## GIVEN RECORDS
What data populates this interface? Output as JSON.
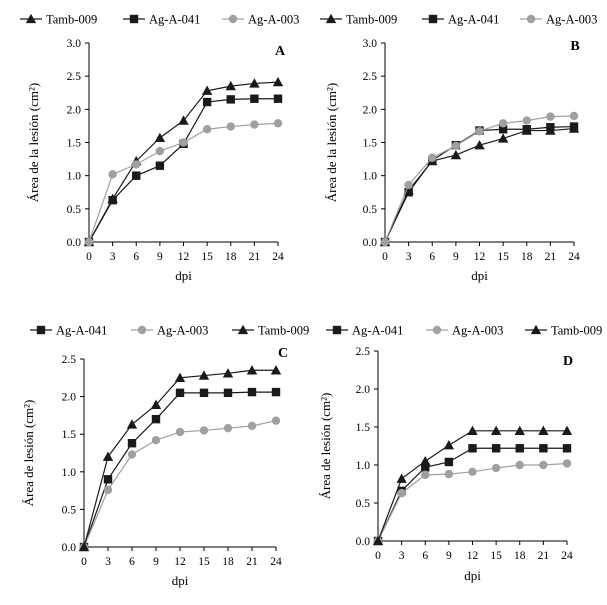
{
  "figure": {
    "colors": {
      "Tamb-009": "#1a1a1a",
      "Ag-A-041": "#1a1a1a",
      "Ag-A-003": "#a0a0a0",
      "axis": "#000000"
    },
    "markers": {
      "Tamb-009": "triangle",
      "Ag-A-041": "square",
      "Ag-A-003": "circle"
    }
  },
  "chart_data": [
    {
      "type": "line",
      "panel": "A",
      "title": "",
      "xlabel": "dpi",
      "ylabel": "Área de la lesión (cm²)",
      "x": [
        0,
        3,
        6,
        9,
        12,
        15,
        18,
        21,
        24
      ],
      "xticks": [
        "0",
        "3",
        "6",
        "9",
        "12",
        "15",
        "18",
        "21",
        "24"
      ],
      "ylim": [
        0,
        3.0
      ],
      "yticks": [
        "0.0",
        "0.5",
        "1.0",
        "1.5",
        "2.0",
        "2.5",
        "3.0"
      ],
      "legend_order": [
        "Tamb-009",
        "Ag-A-041",
        "Ag-A-003"
      ],
      "series": [
        {
          "name": "Tamb-009",
          "values": [
            0,
            0.65,
            1.22,
            1.57,
            1.83,
            2.28,
            2.35,
            2.39,
            2.41
          ]
        },
        {
          "name": "Ag-A-041",
          "values": [
            0,
            0.63,
            1.0,
            1.15,
            1.48,
            2.11,
            2.15,
            2.16,
            2.16
          ]
        },
        {
          "name": "Ag-A-003",
          "values": [
            0,
            1.02,
            1.17,
            1.37,
            1.5,
            1.7,
            1.74,
            1.77,
            1.79
          ]
        }
      ]
    },
    {
      "type": "line",
      "panel": "B",
      "title": "",
      "xlabel": "dpi",
      "ylabel": "Área de la lesión (cm²)",
      "x": [
        0,
        3,
        6,
        9,
        12,
        15,
        18,
        21,
        24
      ],
      "xticks": [
        "0",
        "3",
        "6",
        "9",
        "12",
        "15",
        "18",
        "21",
        "24"
      ],
      "ylim": [
        0,
        3.0
      ],
      "yticks": [
        "0.0",
        "0.5",
        "1.0",
        "1.5",
        "2.0",
        "2.5",
        "3.0"
      ],
      "legend_order": [
        "Tamb-009",
        "Ag-A-041",
        "Ag-A-003"
      ],
      "series": [
        {
          "name": "Tamb-009",
          "values": [
            0,
            0.78,
            1.22,
            1.31,
            1.46,
            1.56,
            1.68,
            1.68,
            1.71
          ]
        },
        {
          "name": "Ag-A-041",
          "values": [
            0,
            0.75,
            1.23,
            1.46,
            1.68,
            1.7,
            1.7,
            1.73,
            1.74
          ]
        },
        {
          "name": "Ag-A-003",
          "values": [
            0,
            0.86,
            1.27,
            1.45,
            1.67,
            1.79,
            1.83,
            1.89,
            1.9
          ]
        }
      ]
    },
    {
      "type": "line",
      "panel": "C",
      "title": "",
      "xlabel": "dpi",
      "ylabel": "Área de lesión (cm²)",
      "x": [
        0,
        3,
        6,
        9,
        12,
        15,
        18,
        21,
        24
      ],
      "xticks": [
        "0",
        "3",
        "6",
        "9",
        "12",
        "15",
        "18",
        "21",
        "24"
      ],
      "ylim": [
        0,
        2.5
      ],
      "yticks": [
        "0.0",
        "0.5",
        "1.0",
        "1.5",
        "2.0",
        "2.5"
      ],
      "legend_order": [
        "Ag-A-041",
        "Ag-A-003",
        "Tamb-009"
      ],
      "series": [
        {
          "name": "Ag-A-041",
          "values": [
            0,
            0.9,
            1.38,
            1.7,
            2.05,
            2.05,
            2.05,
            2.06,
            2.06
          ]
        },
        {
          "name": "Ag-A-003",
          "values": [
            0,
            0.76,
            1.23,
            1.42,
            1.53,
            1.55,
            1.58,
            1.61,
            1.68
          ]
        },
        {
          "name": "Tamb-009",
          "values": [
            0,
            1.2,
            1.63,
            1.89,
            2.25,
            2.28,
            2.31,
            2.35,
            2.35
          ]
        }
      ]
    },
    {
      "type": "line",
      "panel": "D",
      "title": "",
      "xlabel": "dpi",
      "ylabel": "Área de lesión (cm²)",
      "x": [
        0,
        3,
        6,
        9,
        12,
        15,
        18,
        21,
        24
      ],
      "xticks": [
        "0",
        "3",
        "6",
        "9",
        "12",
        "15",
        "18",
        "21",
        "24"
      ],
      "ylim": [
        0,
        2.5
      ],
      "yticks": [
        "0.0",
        "0.5",
        "1.0",
        "1.5",
        "2.0",
        "2.5"
      ],
      "legend_order": [
        "Ag-A-041",
        "Ag-A-003",
        "Tamb-009"
      ],
      "series": [
        {
          "name": "Ag-A-041",
          "values": [
            0,
            0.66,
            0.97,
            1.04,
            1.22,
            1.22,
            1.22,
            1.22,
            1.22
          ]
        },
        {
          "name": "Ag-A-003",
          "values": [
            0,
            0.63,
            0.87,
            0.88,
            0.91,
            0.96,
            1.0,
            1.0,
            1.02
          ]
        },
        {
          "name": "Tamb-009",
          "values": [
            0,
            0.82,
            1.05,
            1.26,
            1.45,
            1.45,
            1.45,
            1.45,
            1.45
          ]
        }
      ]
    }
  ]
}
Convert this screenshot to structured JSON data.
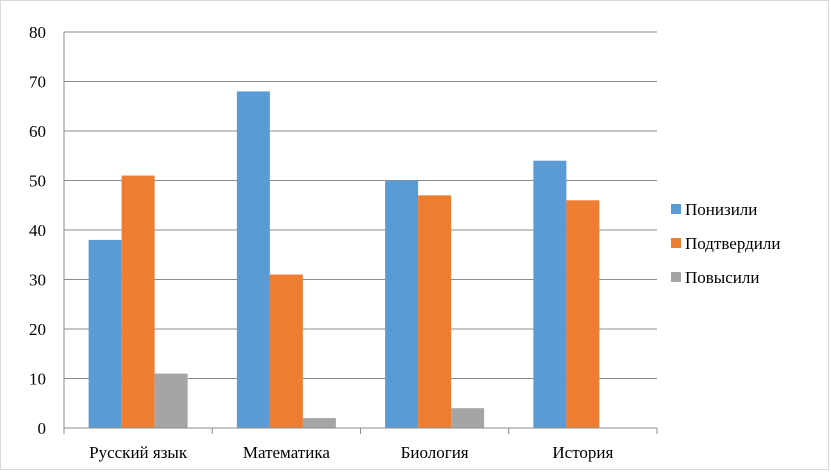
{
  "chart_data": {
    "type": "bar",
    "categories": [
      "Русский язык",
      "Математика",
      "Биология",
      "История"
    ],
    "series": [
      {
        "name": "Понизили",
        "color": "#5b9bd5",
        "values": [
          38,
          68,
          50,
          54
        ]
      },
      {
        "name": "Подтвердили",
        "color": "#ed7d31",
        "values": [
          51,
          31,
          47,
          46
        ]
      },
      {
        "name": "Повысили",
        "color": "#a5a5a5",
        "values": [
          11,
          2,
          4,
          0
        ]
      }
    ],
    "ylim": [
      0,
      80
    ],
    "yticks": [
      0,
      10,
      20,
      30,
      40,
      50,
      60,
      70,
      80
    ],
    "grid": true,
    "legend_position": "right"
  }
}
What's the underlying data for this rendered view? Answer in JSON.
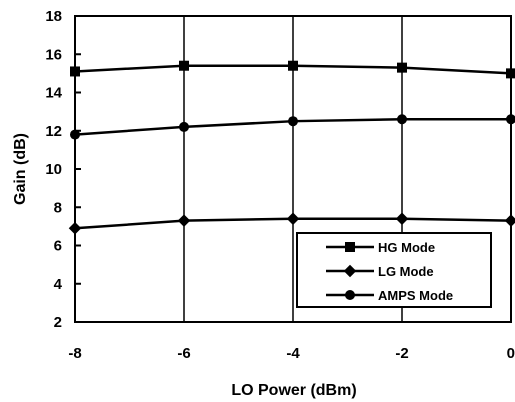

## WHAT YOU WILL DO
Leave the pictures out and write out every entry exactly as given.

## SOLUTION TO THIS PROBLEM
What data populates this interface? Output as JSON.
{
  "figure": {
    "colors": {
      "Tamb-009": "#1a1a1a",
      "Ag-A-041": "#1a1a1a",
      "Ag-A-003": "#a0a0a0",
      "axis": "#000000"
    },
    "markers": {
      "Tamb-009": "triangle",
      "Ag-A-041": "square",
      "Ag-A-003": "circle"
    }
  },
  "chart_data": [
    {
      "type": "line",
      "panel": "A",
      "title": "",
      "xlabel": "dpi",
      "ylabel": "Área de la lesión (cm²)",
      "x": [
        0,
        3,
        6,
        9,
        12,
        15,
        18,
        21,
        24
      ],
      "xticks": [
        "0",
        "3",
        "6",
        "9",
        "12",
        "15",
        "18",
        "21",
        "24"
      ],
      "ylim": [
        0,
        3.0
      ],
      "yticks": [
        "0.0",
        "0.5",
        "1.0",
        "1.5",
        "2.0",
        "2.5",
        "3.0"
      ],
      "legend_order": [
        "Tamb-009",
        "Ag-A-041",
        "Ag-A-003"
      ],
      "series": [
        {
          "name": "Tamb-009",
          "values": [
            0,
            0.65,
            1.22,
            1.57,
            1.83,
            2.28,
            2.35,
            2.39,
            2.41
          ]
        },
        {
          "name": "Ag-A-041",
          "values": [
            0,
            0.63,
            1.0,
            1.15,
            1.48,
            2.11,
            2.15,
            2.16,
            2.16
          ]
        },
        {
          "name": "Ag-A-003",
          "values": [
            0,
            1.02,
            1.17,
            1.37,
            1.5,
            1.7,
            1.74,
            1.77,
            1.79
          ]
        }
      ]
    },
    {
      "type": "line",
      "panel": "B",
      "title": "",
      "xlabel": "dpi",
      "ylabel": "Área de la lesión (cm²)",
      "x": [
        0,
        3,
        6,
        9,
        12,
        15,
        18,
        21,
        24
      ],
      "xticks": [
        "0",
        "3",
        "6",
        "9",
        "12",
        "15",
        "18",
        "21",
        "24"
      ],
      "ylim": [
        0,
        3.0
      ],
      "yticks": [
        "0.0",
        "0.5",
        "1.0",
        "1.5",
        "2.0",
        "2.5",
        "3.0"
      ],
      "legend_order": [
        "Tamb-009",
        "Ag-A-041",
        "Ag-A-003"
      ],
      "series": [
        {
          "name": "Tamb-009",
          "values": [
            0,
            0.78,
            1.22,
            1.31,
            1.46,
            1.56,
            1.68,
            1.68,
            1.71
          ]
        },
        {
          "name": "Ag-A-041",
          "values": [
            0,
            0.75,
            1.23,
            1.46,
            1.68,
            1.7,
            1.7,
            1.73,
            1.74
          ]
        },
        {
          "name": "Ag-A-003",
          "values": [
            0,
            0.86,
            1.27,
            1.45,
            1.67,
            1.79,
            1.83,
            1.89,
            1.9
          ]
        }
      ]
    },
    {
      "type": "line",
      "panel": "C",
      "title": "",
      "xlabel": "dpi",
      "ylabel": "Área de lesión (cm²)",
      "x": [
        0,
        3,
        6,
        9,
        12,
        15,
        18,
        21,
        24
      ],
      "xticks": [
        "0",
        "3",
        "6",
        "9",
        "12",
        "15",
        "18",
        "21",
        "24"
      ],
      "ylim": [
        0,
        2.5
      ],
      "yticks": [
        "0.0",
        "0.5",
        "1.0",
        "1.5",
        "2.0",
        "2.5"
      ],
      "legend_order": [
        "Ag-A-041",
        "Ag-A-003",
        "Tamb-009"
      ],
      "series": [
        {
          "name": "Ag-A-041",
          "values": [
            0,
            0.9,
            1.38,
            1.7,
            2.05,
            2.05,
            2.05,
            2.06,
            2.06
          ]
        },
        {
          "name": "Ag-A-003",
          "values": [
            0,
            0.76,
            1.23,
            1.42,
            1.53,
            1.55,
            1.58,
            1.61,
            1.68
          ]
        },
        {
          "name": "Tamb-009",
          "values": [
            0,
            1.2,
            1.63,
            1.89,
            2.25,
            2.28,
            2.31,
            2.35,
            2.35
          ]
        }
      ]
    },
    {
      "type": "line",
      "panel": "D",
      "title": "",
      "xlabel": "dpi",
      "ylabel": "Área de lesión (cm²)",
      "x": [
        0,
        3,
        6,
        9,
        12,
        15,
        18,
        21,
        24
      ],
      "xticks": [
        "0",
        "3",
        "6",
        "9",
        "12",
        "15",
        "18",
        "21",
        "24"
      ],
      "ylim": [
        0,
        2.5
      ],
      "yticks": [
        "0.0",
        "0.5",
        "1.0",
        "1.5",
        "2.0",
        "2.5"
      ],
      "legend_order": [
        "Ag-A-041",
        "Ag-A-003",
        "Tamb-009"
      ],
      "series": [
        {
          "name": "Ag-A-041",
          "values": [
            0,
            0.66,
            0.97,
            1.04,
            1.22,
            1.22,
            1.22,
            1.22,
            1.22
          ]
        },
        {
          "name": "Ag-A-003",
          "values": [
            0,
            0.63,
            0.87,
            0.88,
            0.91,
            0.96,
            1.0,
            1.0,
            1.02
          ]
        },
        {
          "name": "Tamb-009",
          "values": [
            0,
            0.82,
            1.05,
            1.26,
            1.45,
            1.45,
            1.45,
            1.45,
            1.45
          ]
        }
      ]
    }
  ]
}
Convert this screenshot to structured JSON data.
{
  "chart_data": {
    "type": "bar",
    "categories": [
      "Русский язык",
      "Математика",
      "Биология",
      "История"
    ],
    "series": [
      {
        "name": "Понизили",
        "color": "#5b9bd5",
        "values": [
          38,
          68,
          50,
          54
        ]
      },
      {
        "name": "Подтвердили",
        "color": "#ed7d31",
        "values": [
          51,
          31,
          47,
          46
        ]
      },
      {
        "name": "Повысили",
        "color": "#a5a5a5",
        "values": [
          11,
          2,
          4,
          0
        ]
      }
    ],
    "ylim": [
      0,
      80
    ],
    "yticks": [
      0,
      10,
      20,
      30,
      40,
      50,
      60,
      70,
      80
    ],
    "grid": true,
    "legend_position": "right"
  }
}
What's the underlying data for this rendered view? Answer in JSON.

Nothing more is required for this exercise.